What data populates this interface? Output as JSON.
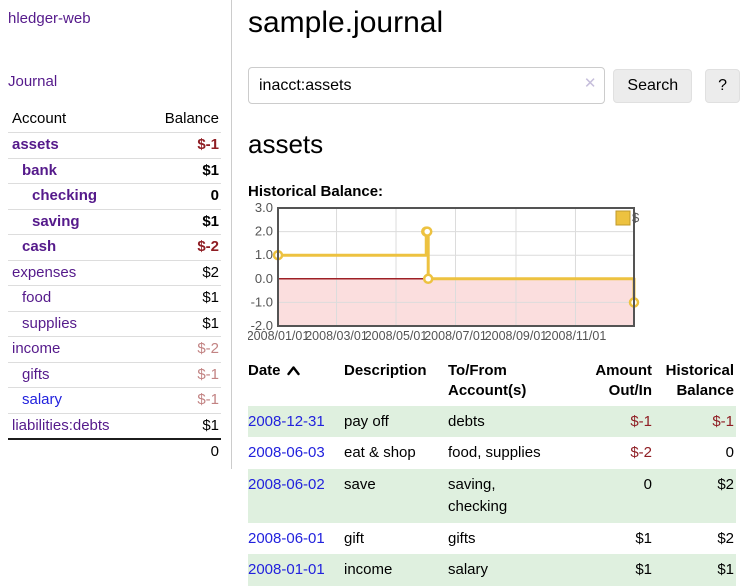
{
  "sidebar": {
    "app_title": "hledger-web",
    "journal_label": "Journal",
    "accounts_table": {
      "headers": {
        "account": "Account",
        "balance": "Balance"
      },
      "rows": [
        {
          "name": "assets",
          "balance": "$-1",
          "indent": 1,
          "bold": true
        },
        {
          "name": "bank",
          "balance": "$1",
          "indent": 2,
          "bold": true
        },
        {
          "name": "checking",
          "balance": "0",
          "indent": 3,
          "bold": true
        },
        {
          "name": "saving",
          "balance": "$1",
          "indent": 3,
          "bold": true
        },
        {
          "name": "cash",
          "balance": "$-2",
          "indent": 2,
          "bold": true
        },
        {
          "name": "expenses",
          "balance": "$2",
          "indent": 1,
          "bold": false
        },
        {
          "name": "food",
          "balance": "$1",
          "indent": 2,
          "bold": false
        },
        {
          "name": "supplies",
          "balance": "$1",
          "indent": 2,
          "bold": false
        },
        {
          "name": "income",
          "balance": "$-2",
          "indent": 1,
          "bold": false
        },
        {
          "name": "gifts",
          "balance": "$-1",
          "indent": 2,
          "bold": false
        },
        {
          "name": "salary",
          "balance": "$-1",
          "indent": 2,
          "bold": false,
          "unvisited": true
        },
        {
          "name": "liabilities:debts",
          "balance": "$1",
          "indent": 1,
          "bold": false
        }
      ],
      "total": "0"
    }
  },
  "main": {
    "title": "sample.journal",
    "search": {
      "value": "inacct:assets",
      "clear_icon": "✕",
      "button_label": "Search",
      "help_label": "?"
    },
    "account_heading": "assets",
    "register": {
      "columns": {
        "date": "Date",
        "description": "Description",
        "accounts": "To/From Account(s)",
        "amount": "Amount Out/In",
        "balance": "Historical Balance"
      },
      "rows": [
        {
          "date": "2008-12-31",
          "description": "pay off",
          "accounts": "debts",
          "amount": "$-1",
          "balance": "$-1"
        },
        {
          "date": "2008-06-03",
          "description": "eat & shop",
          "accounts": "food, supplies",
          "amount": "$-2",
          "balance": "0"
        },
        {
          "date": "2008-06-02",
          "description": "save",
          "accounts": "saving,\nchecking",
          "amount": "0",
          "balance": "$2"
        },
        {
          "date": "2008-06-01",
          "description": "gift",
          "accounts": "gifts",
          "amount": "$1",
          "balance": "$2"
        },
        {
          "date": "2008-01-01",
          "description": "income",
          "accounts": "salary",
          "amount": "$1",
          "balance": "$1"
        }
      ]
    }
  },
  "chart_data": {
    "type": "line",
    "step": true,
    "title": "Historical Balance:",
    "series": [
      {
        "name": "$",
        "color": "#edc240",
        "points": [
          {
            "date": "2008-01-01",
            "day": 0,
            "value": 1
          },
          {
            "date": "2008-06-01",
            "day": 152,
            "value": 2
          },
          {
            "date": "2008-06-02",
            "day": 153,
            "value": 2
          },
          {
            "date": "2008-06-03",
            "day": 154,
            "value": 0
          },
          {
            "date": "2008-12-31",
            "day": 365,
            "value": -1
          }
        ]
      }
    ],
    "x_ticks": [
      {
        "label": "2008/01/01",
        "day": 0
      },
      {
        "label": "2008/03/01",
        "day": 60
      },
      {
        "label": "2008/05/01",
        "day": 121
      },
      {
        "label": "2008/07/01",
        "day": 182
      },
      {
        "label": "2008/09/01",
        "day": 244
      },
      {
        "label": "2008/11/01",
        "day": 305
      }
    ],
    "y_ticks": [
      {
        "label": "3.0",
        "value": 3
      },
      {
        "label": "2.0",
        "value": 2
      },
      {
        "label": "1.0",
        "value": 1
      },
      {
        "label": "0.0",
        "value": 0
      },
      {
        "label": "-1.0",
        "value": -1
      },
      {
        "label": "-2.0",
        "value": -2
      }
    ],
    "xlim_days": [
      0,
      365
    ],
    "ylim": [
      -2,
      3
    ],
    "grid": true,
    "legend": {
      "label": "$",
      "position": "top-right"
    },
    "colors": {
      "negative_region": "#fbdede",
      "zero_line": "#9e2026",
      "border": "#545454",
      "grid": "#dcdcdc",
      "tick_text": "#545454",
      "marker_fill": "#ffffff",
      "legend_box_border": "#c0992b"
    }
  },
  "colors": {
    "link_purple": "#551a8b",
    "link_blue": "#2222dd",
    "negative_strong": "#8f1e24",
    "negative_muted": "#c28383",
    "row_green": "#dff0df"
  }
}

→ **THE REQUEST**
Print all of the entries word for word. Omit the pictures they contain.

→ **RESULT OF THIS TASK**
What data populates this interface? Output as JSON.
{
  "sidebar": {
    "app_title": "hledger-web",
    "journal_label": "Journal",
    "accounts_table": {
      "headers": {
        "account": "Account",
        "balance": "Balance"
      },
      "rows": [
        {
          "name": "assets",
          "balance": "$-1",
          "indent": 1,
          "bold": true
        },
        {
          "name": "bank",
          "balance": "$1",
          "indent": 2,
          "bold": true
        },
        {
          "name": "checking",
          "balance": "0",
          "indent": 3,
          "bold": true
        },
        {
          "name": "saving",
          "balance": "$1",
          "indent": 3,
          "bold": true
        },
        {
          "name": "cash",
          "balance": "$-2",
          "indent": 2,
          "bold": true
        },
        {
          "name": "expenses",
          "balance": "$2",
          "indent": 1,
          "bold": false
        },
        {
          "name": "food",
          "balance": "$1",
          "indent": 2,
          "bold": false
        },
        {
          "name": "supplies",
          "balance": "$1",
          "indent": 2,
          "bold": false
        },
        {
          "name": "income",
          "balance": "$-2",
          "indent": 1,
          "bold": false
        },
        {
          "name": "gifts",
          "balance": "$-1",
          "indent": 2,
          "bold": false
        },
        {
          "name": "salary",
          "balance": "$-1",
          "indent": 2,
          "bold": false,
          "unvisited": true
        },
        {
          "name": "liabilities:debts",
          "balance": "$1",
          "indent": 1,
          "bold": false
        }
      ],
      "total": "0"
    }
  },
  "main": {
    "title": "sample.journal",
    "search": {
      "value": "inacct:assets",
      "clear_icon": "✕",
      "button_label": "Search",
      "help_label": "?"
    },
    "account_heading": "assets",
    "register": {
      "columns": {
        "date": "Date",
        "description": "Description",
        "accounts": "To/From Account(s)",
        "amount": "Amount Out/In",
        "balance": "Historical Balance"
      },
      "rows": [
        {
          "date": "2008-12-31",
          "description": "pay off",
          "accounts": "debts",
          "amount": "$-1",
          "balance": "$-1"
        },
        {
          "date": "2008-06-03",
          "description": "eat & shop",
          "accounts": "food, supplies",
          "amount": "$-2",
          "balance": "0"
        },
        {
          "date": "2008-06-02",
          "description": "save",
          "accounts": "saving,\nchecking",
          "amount": "0",
          "balance": "$2"
        },
        {
          "date": "2008-06-01",
          "description": "gift",
          "accounts": "gifts",
          "amount": "$1",
          "balance": "$2"
        },
        {
          "date": "2008-01-01",
          "description": "income",
          "accounts": "salary",
          "amount": "$1",
          "balance": "$1"
        }
      ]
    }
  },
  "chart_data": {
    "type": "line",
    "step": true,
    "title": "Historical Balance:",
    "series": [
      {
        "name": "$",
        "color": "#edc240",
        "points": [
          {
            "date": "2008-01-01",
            "day": 0,
            "value": 1
          },
          {
            "date": "2008-06-01",
            "day": 152,
            "value": 2
          },
          {
            "date": "2008-06-02",
            "day": 153,
            "value": 2
          },
          {
            "date": "2008-06-03",
            "day": 154,
            "value": 0
          },
          {
            "date": "2008-12-31",
            "day": 365,
            "value": -1
          }
        ]
      }
    ],
    "x_ticks": [
      {
        "label": "2008/01/01",
        "day": 0
      },
      {
        "label": "2008/03/01",
        "day": 60
      },
      {
        "label": "2008/05/01",
        "day": 121
      },
      {
        "label": "2008/07/01",
        "day": 182
      },
      {
        "label": "2008/09/01",
        "day": 244
      },
      {
        "label": "2008/11/01",
        "day": 305
      }
    ],
    "y_ticks": [
      {
        "label": "3.0",
        "value": 3
      },
      {
        "label": "2.0",
        "value": 2
      },
      {
        "label": "1.0",
        "value": 1
      },
      {
        "label": "0.0",
        "value": 0
      },
      {
        "label": "-1.0",
        "value": -1
      },
      {
        "label": "-2.0",
        "value": -2
      }
    ],
    "xlim_days": [
      0,
      365
    ],
    "ylim": [
      -2,
      3
    ],
    "grid": true,
    "legend": {
      "label": "$",
      "position": "top-right"
    },
    "colors": {
      "negative_region": "#fbdede",
      "zero_line": "#9e2026",
      "border": "#545454",
      "grid": "#dcdcdc",
      "tick_text": "#545454",
      "marker_fill": "#ffffff",
      "legend_box_border": "#c0992b"
    }
  },
  "colors": {
    "link_purple": "#551a8b",
    "link_blue": "#2222dd",
    "negative_strong": "#8f1e24",
    "negative_muted": "#c28383",
    "row_green": "#dff0df"
  }
}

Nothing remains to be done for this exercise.